◆ TASK REQUIREMENTS ◆
Revise each of the records below so that "Localize" becomes "Detect" and every other word stays as it is. Leave the pictures out of your answer.

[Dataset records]

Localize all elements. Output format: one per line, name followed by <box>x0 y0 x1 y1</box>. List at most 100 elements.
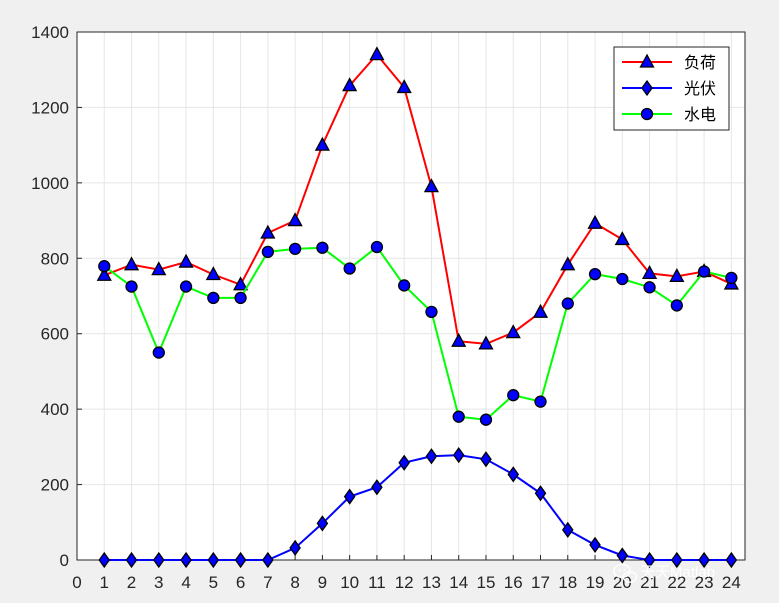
data-point <box>587 214 603 229</box>
data-point <box>643 551 656 569</box>
data-point <box>534 485 547 502</box>
data-point <box>96 266 112 281</box>
y-tick-label: 1400 <box>31 23 69 42</box>
legend-item: 水电 <box>622 105 716 124</box>
y-tick-label: 600 <box>41 325 69 344</box>
data-point <box>507 389 520 402</box>
data-point <box>207 291 220 305</box>
data-point <box>425 305 438 318</box>
data-point <box>451 332 467 347</box>
axes-frame <box>76 31 746 561</box>
data-point <box>725 271 738 285</box>
y-tick-label: 0 <box>60 551 69 570</box>
data-point <box>316 515 329 532</box>
series-1 <box>96 46 739 350</box>
data-point <box>479 413 493 426</box>
x-tick-label: 23 <box>695 573 714 592</box>
data-point <box>697 265 711 278</box>
data-point <box>725 551 738 569</box>
data-point <box>234 291 247 305</box>
x-tick-label: 11 <box>368 573 386 592</box>
legend-label: 负荷 <box>684 53 716 72</box>
x-tick-label: 21 <box>640 573 659 592</box>
data-point <box>669 268 685 283</box>
watermark: 天天Matlab <box>613 563 715 583</box>
data-point <box>480 451 492 468</box>
y-tick-label: 1200 <box>31 98 69 117</box>
data-point <box>425 448 438 465</box>
legend-label: 水电 <box>684 105 716 124</box>
data-point <box>616 547 629 564</box>
data-point <box>289 539 301 557</box>
x-tick-label: 16 <box>504 573 523 592</box>
data-point <box>588 267 602 281</box>
data-point <box>288 242 302 256</box>
data-point <box>125 551 138 569</box>
data-point <box>398 279 411 292</box>
x-tick-label: 14 <box>449 573 468 592</box>
y-tick-label: 200 <box>41 476 69 495</box>
x-tick-label: 3 <box>154 573 163 592</box>
x-tick-label: 7 <box>263 573 272 592</box>
legend-item: 光伏 <box>622 79 716 98</box>
data-point <box>452 447 465 464</box>
data-point <box>671 551 683 569</box>
legend-item: 负荷 <box>622 53 716 72</box>
data-point <box>560 256 576 271</box>
axes: 0 1 2 3 4 5 6 7 8 9 10 11 12 13 14 15 16 17 18 19 20 21 22 23 24… <box>31 23 746 592</box>
x-tick-label: 20 <box>613 573 632 592</box>
data-point <box>178 253 194 268</box>
data-point <box>534 395 547 408</box>
data-point <box>180 551 192 569</box>
data-point <box>179 280 193 293</box>
data-point <box>398 454 410 471</box>
legend-marker <box>640 107 654 121</box>
y-tick-label: 1000 <box>31 174 69 193</box>
data-point <box>507 466 520 483</box>
legend-marker <box>639 53 655 68</box>
data-point <box>614 231 630 246</box>
watermark-text: 天天Matlab <box>640 564 715 581</box>
data-point <box>233 276 249 291</box>
x-tick-label: 18 <box>558 573 577 592</box>
data-point <box>261 245 275 259</box>
data-point <box>205 266 221 281</box>
x-tick-label: 22 <box>667 573 686 592</box>
y-tick-label: 400 <box>41 400 69 419</box>
y-tick-label: 800 <box>41 249 69 268</box>
x-tick-label: 2 <box>127 573 136 592</box>
data-point <box>532 303 549 318</box>
x-tick-label: 17 <box>531 573 550 592</box>
series-lines <box>96 46 739 569</box>
data-point <box>423 178 440 193</box>
x-tick-label: 0 <box>72 573 81 592</box>
data-point <box>643 281 656 294</box>
data-point <box>561 521 574 538</box>
x-tick-label: 10 <box>340 573 359 592</box>
data-point <box>616 272 629 286</box>
data-point <box>314 136 330 151</box>
data-point <box>505 324 521 339</box>
x-tick-label: 6 <box>236 573 245 592</box>
data-point <box>641 265 658 280</box>
x-tick-label: 13 <box>422 573 441 592</box>
x-tick-label: 19 <box>586 573 605 592</box>
data-point <box>123 256 140 271</box>
legend-label: 光伏 <box>684 79 716 98</box>
data-point <box>151 261 167 276</box>
x-tick-label: 24 <box>722 573 741 592</box>
x-tick-label: 8 <box>290 573 299 592</box>
data-point <box>152 346 165 359</box>
wechat-icon <box>613 563 638 583</box>
series-line <box>103 53 732 345</box>
data-point <box>396 79 412 94</box>
data-point <box>478 335 494 350</box>
data-point <box>589 536 601 554</box>
data-point <box>698 551 710 569</box>
x-tick-label: 12 <box>395 573 414 592</box>
data-point <box>370 240 384 254</box>
data-point <box>207 551 220 569</box>
data-point <box>342 77 358 92</box>
data-point <box>316 241 329 254</box>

◆ SOLUTION ◆
Detect all elements. Output format: one per line, name followed by <box>x0 y0 x1 y1</box>. List at most 100 elements.
data-point <box>587 214 603 229</box>
data-point <box>643 551 656 569</box>
data-point <box>534 485 547 502</box>
data-point <box>96 266 112 281</box>
y-tick-label: 1400 <box>31 23 69 42</box>
legend-item: 水电 <box>622 105 716 124</box>
y-tick-label: 600 <box>41 325 69 344</box>
data-point <box>507 389 520 402</box>
data-point <box>207 291 220 305</box>
data-point <box>425 305 438 318</box>
data-point <box>451 332 467 347</box>
axes-frame <box>76 31 746 561</box>
data-point <box>725 271 738 285</box>
y-tick-label: 0 <box>60 551 69 570</box>
data-point <box>316 515 329 532</box>
series-1 <box>96 46 739 350</box>
data-point <box>479 413 493 426</box>
x-tick-label: 23 <box>695 573 714 592</box>
data-point <box>697 265 711 278</box>
data-point <box>725 551 738 569</box>
data-point <box>234 291 247 305</box>
x-tick-label: 11 <box>368 573 386 592</box>
legend-label: 负荷 <box>684 53 716 72</box>
x-tick-label: 21 <box>640 573 659 592</box>
data-point <box>669 268 685 283</box>
watermark: 天天Matlab <box>613 563 715 583</box>
data-point <box>480 451 492 468</box>
y-tick-label: 1200 <box>31 98 69 117</box>
data-point <box>425 448 438 465</box>
legend-label: 水电 <box>684 105 716 124</box>
data-point <box>616 547 629 564</box>
data-point <box>289 539 301 557</box>
x-tick-label: 16 <box>504 573 523 592</box>
data-point <box>588 267 602 281</box>
data-point <box>288 242 302 256</box>
data-point <box>125 551 138 569</box>
data-point <box>398 279 411 292</box>
x-tick-label: 14 <box>449 573 468 592</box>
y-tick-label: 200 <box>41 476 69 495</box>
x-tick-label: 3 <box>154 573 163 592</box>
x-tick-label: 7 <box>263 573 272 592</box>
legend-item: 光伏 <box>622 79 716 98</box>
data-point <box>452 447 465 464</box>
data-point <box>671 551 683 569</box>
legend-item: 负荷 <box>622 53 716 72</box>
data-point <box>560 256 576 271</box>
axes: 0 1 2 3 4 5 6 7 8 9 10 11 12 13 14 15 16 17 18 19 20 21 22 23 24… <box>31 23 746 592</box>
x-tick-label: 20 <box>613 573 632 592</box>
data-point <box>178 253 194 268</box>
data-point <box>534 395 547 408</box>
data-point <box>180 551 192 569</box>
data-point <box>179 280 193 293</box>
data-point <box>398 454 410 471</box>
legend-marker <box>640 107 654 121</box>
y-tick-label: 1000 <box>31 174 69 193</box>
data-point <box>507 466 520 483</box>
legend-marker <box>639 53 655 68</box>
data-point <box>614 231 630 246</box>
watermark-text: 天天Matlab <box>640 564 715 581</box>
data-point <box>233 276 249 291</box>
x-tick-label: 18 <box>558 573 577 592</box>
data-point <box>261 245 275 259</box>
data-point <box>205 266 221 281</box>
x-tick-label: 22 <box>667 573 686 592</box>
y-tick-label: 400 <box>41 400 69 419</box>
y-tick-label: 800 <box>41 249 69 268</box>
x-tick-label: 2 <box>127 573 136 592</box>
data-point <box>532 303 549 318</box>
x-tick-label: 17 <box>531 573 550 592</box>
series-lines <box>96 46 739 569</box>
data-point <box>423 178 440 193</box>
x-tick-label: 0 <box>72 573 81 592</box>
data-point <box>643 281 656 294</box>
data-point <box>561 521 574 538</box>
x-tick-label: 10 <box>340 573 359 592</box>
data-point <box>616 272 629 286</box>
data-point <box>314 136 330 151</box>
data-point <box>505 324 521 339</box>
x-tick-label: 6 <box>236 573 245 592</box>
data-point <box>641 265 658 280</box>
x-tick-label: 13 <box>422 573 441 592</box>
x-tick-label: 19 <box>586 573 605 592</box>
data-point <box>123 256 140 271</box>
legend-label: 光伏 <box>684 79 716 98</box>
data-point <box>151 261 167 276</box>
x-tick-label: 24 <box>722 573 741 592</box>
x-tick-label: 8 <box>290 573 299 592</box>
data-point <box>152 346 165 359</box>
wechat-icon <box>613 563 638 583</box>
series-line <box>103 53 732 345</box>
data-point <box>396 79 412 94</box>
data-point <box>478 335 494 350</box>
data-point <box>589 536 601 554</box>
data-point <box>698 551 710 569</box>
x-tick-label: 12 <box>395 573 414 592</box>
data-point <box>370 240 384 254</box>
data-point <box>207 551 220 569</box>
data-point <box>342 77 358 92</box>
data-point <box>316 241 329 254</box>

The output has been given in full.